From the material below, list every line containing "michaelrb".

**RECORDS FOR THE EXERCISE**.

· · · · · · ·

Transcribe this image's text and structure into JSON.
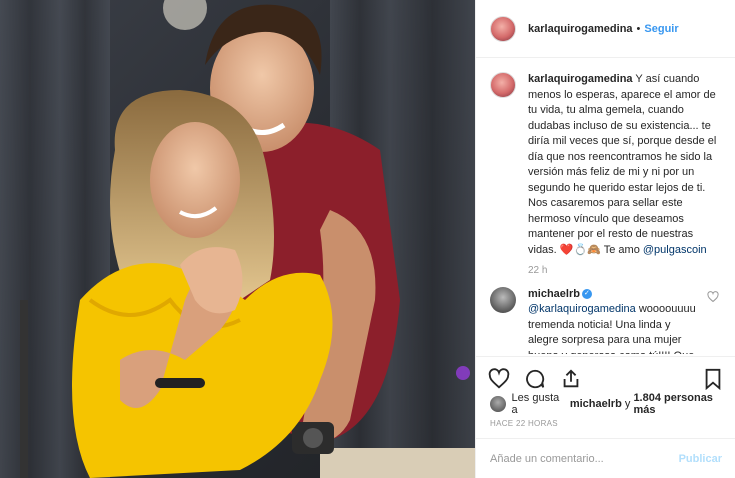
{
  "post": {
    "photo_alt": "Couple photo",
    "author": "karlaquirogamedina",
    "separator": "•",
    "follow_label": "Seguir"
  },
  "caption": {
    "username": "karlaquirogamedina",
    "text": "Y así cuando menos lo esperas, aparece el amor de tu vida, tu alma gemela, cuando dudabas incluso de su existencia... te diría mil veces que sí, porque desde el día que nos reencontramos he sido la versión más feliz de mi y ni por un segundo he querido estar lejos de ti. Nos casaremos para sellar este hermoso vínculo que deseamos mantener por el resto de nuestras vidas. ❤️💍🙈 Te amo",
    "mention": "@pulgascoin",
    "time": "22 h"
  },
  "comment": {
    "username": "michaelrb",
    "mention": "@karlaquirogamedina",
    "text": "woooouuuu tremenda noticia! Una linda y alegre sorpresa para una mujer buena y generosa como tú!!!! Que sigan las cosas"
  },
  "likes": {
    "prefix": "Les gusta a",
    "user": "michaelrb",
    "middle": "y",
    "count": "1.804 personas más"
  },
  "time_ago": "HACE 22 HORAS",
  "add_comment": {
    "placeholder": "Añade un comentario...",
    "publish_label": "Publicar"
  },
  "icons": [
    "heart-icon",
    "comment-icon",
    "share-icon",
    "bookmark-icon",
    "verified-icon",
    "heart-small-icon"
  ],
  "colors": {
    "link": "#3897f0",
    "mention": "#003569",
    "muted": "#999999",
    "publish_disabled": "#b2dffc"
  }
}
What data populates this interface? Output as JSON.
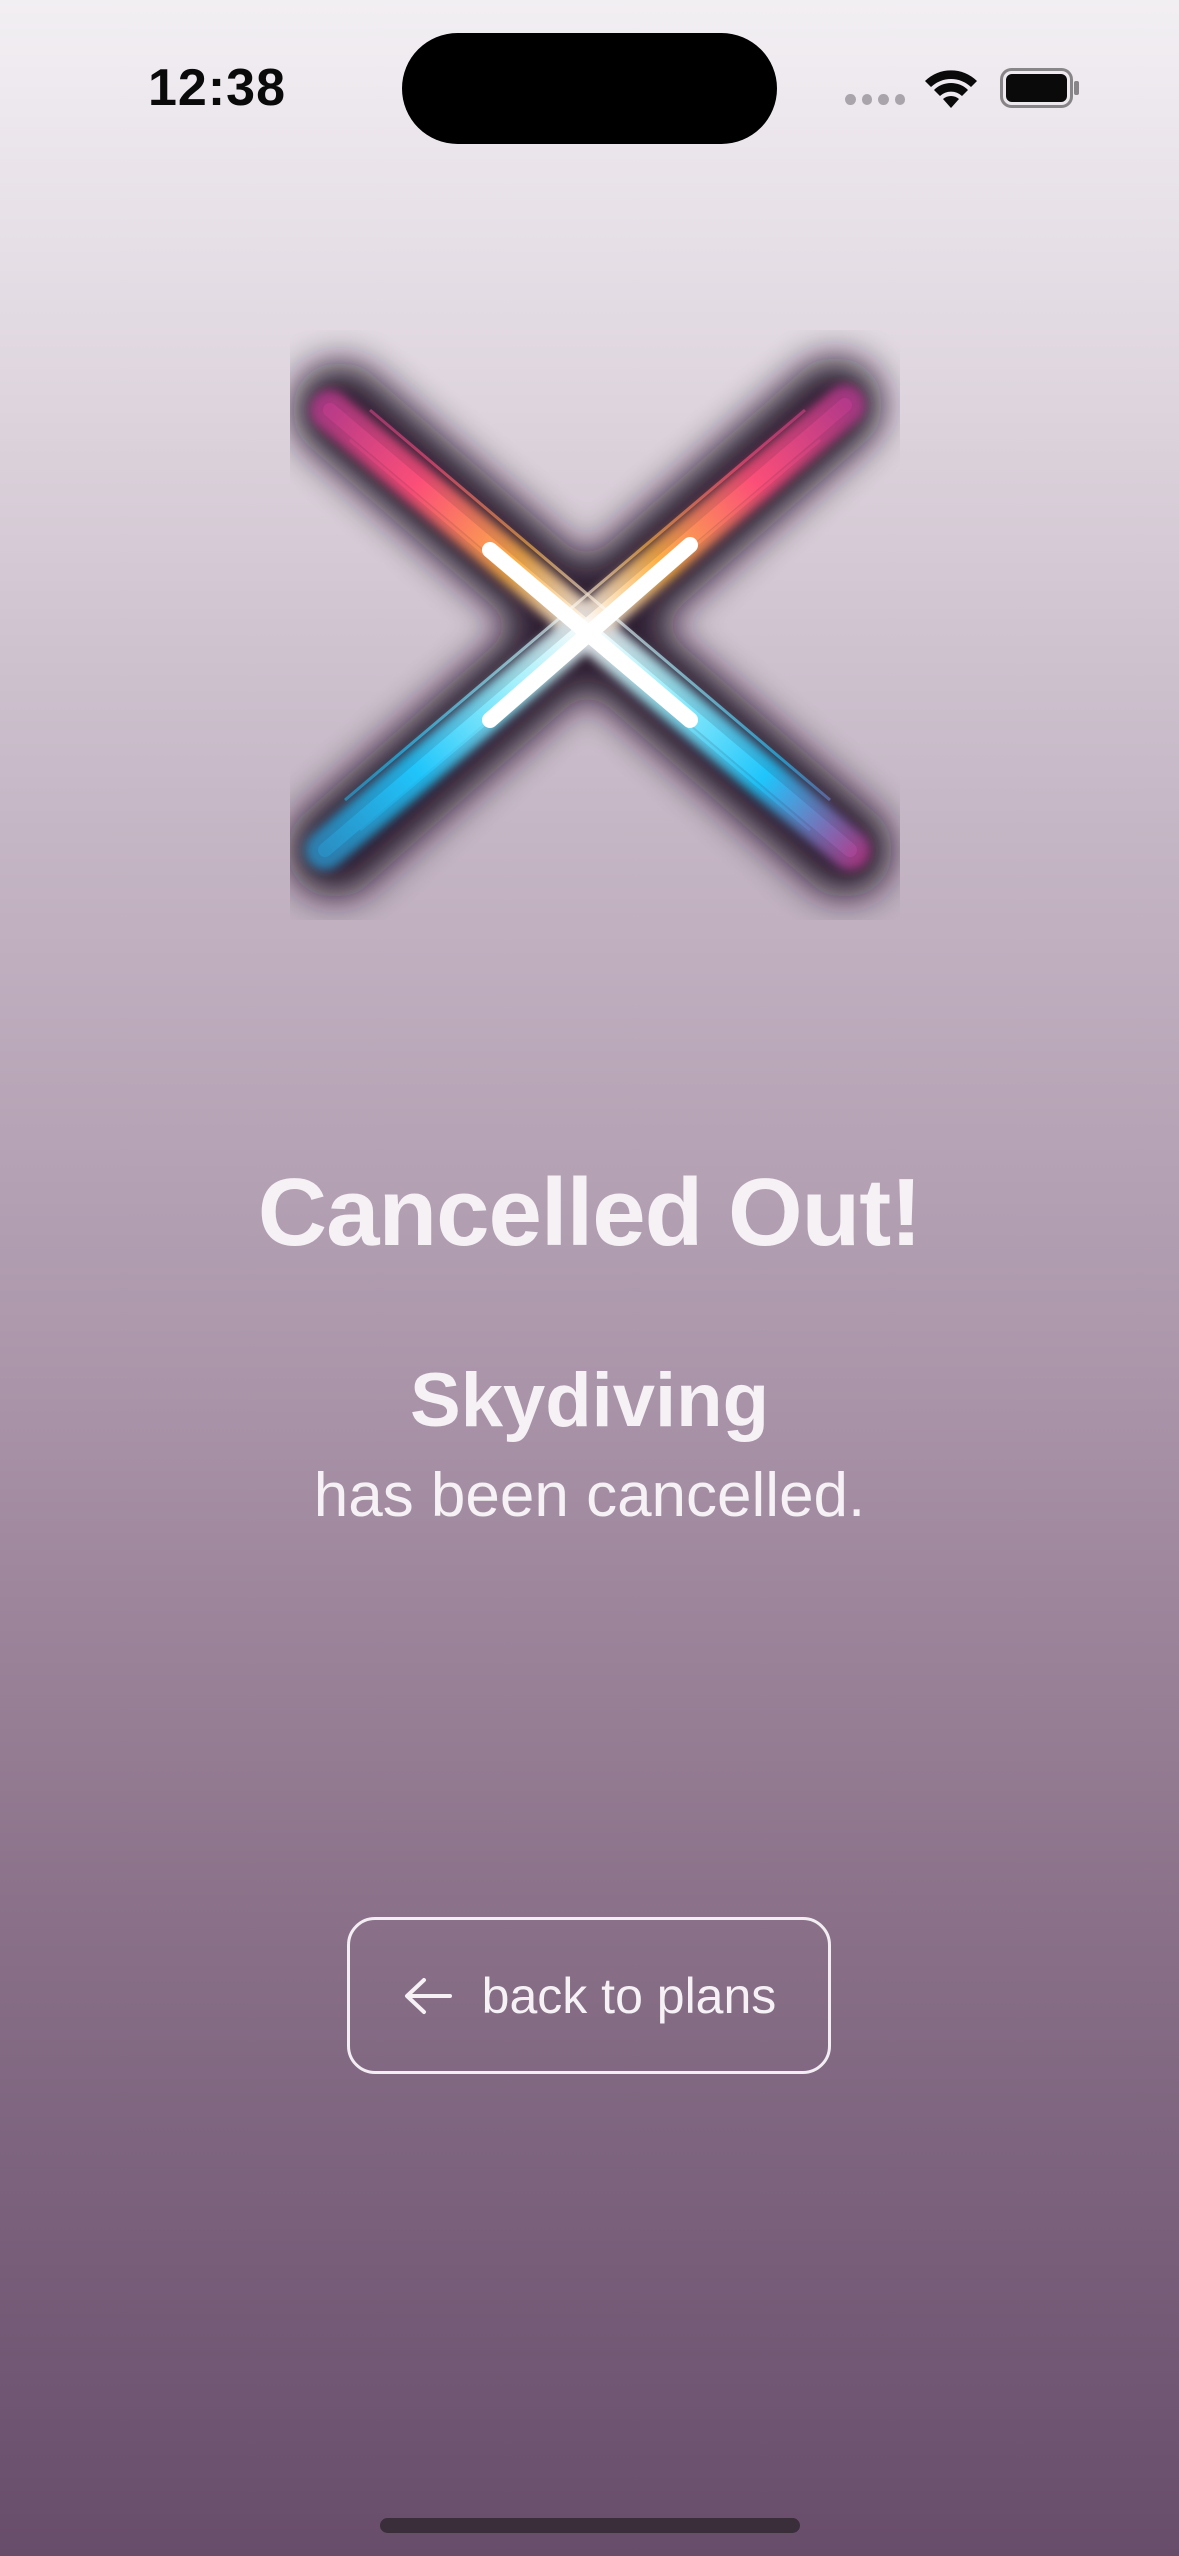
{
  "status_bar": {
    "time": "12:38"
  },
  "main": {
    "title": "Cancelled Out!",
    "activity_name": "Skydiving",
    "message": "has been cancelled."
  },
  "actions": {
    "back_label": "back to plans"
  },
  "colors": {
    "text": "#f5f1f5",
    "background_top": "#f2eff3",
    "background_bottom": "#684d6b"
  },
  "icons": {
    "hero": "cancelled-x-icon",
    "back": "arrow-left-icon",
    "wifi": "wifi-icon",
    "battery": "battery-icon"
  }
}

· · · · · · ·

**TASK ANSWER**.
    "username": "michaelrb",
    "user": "michaelrb",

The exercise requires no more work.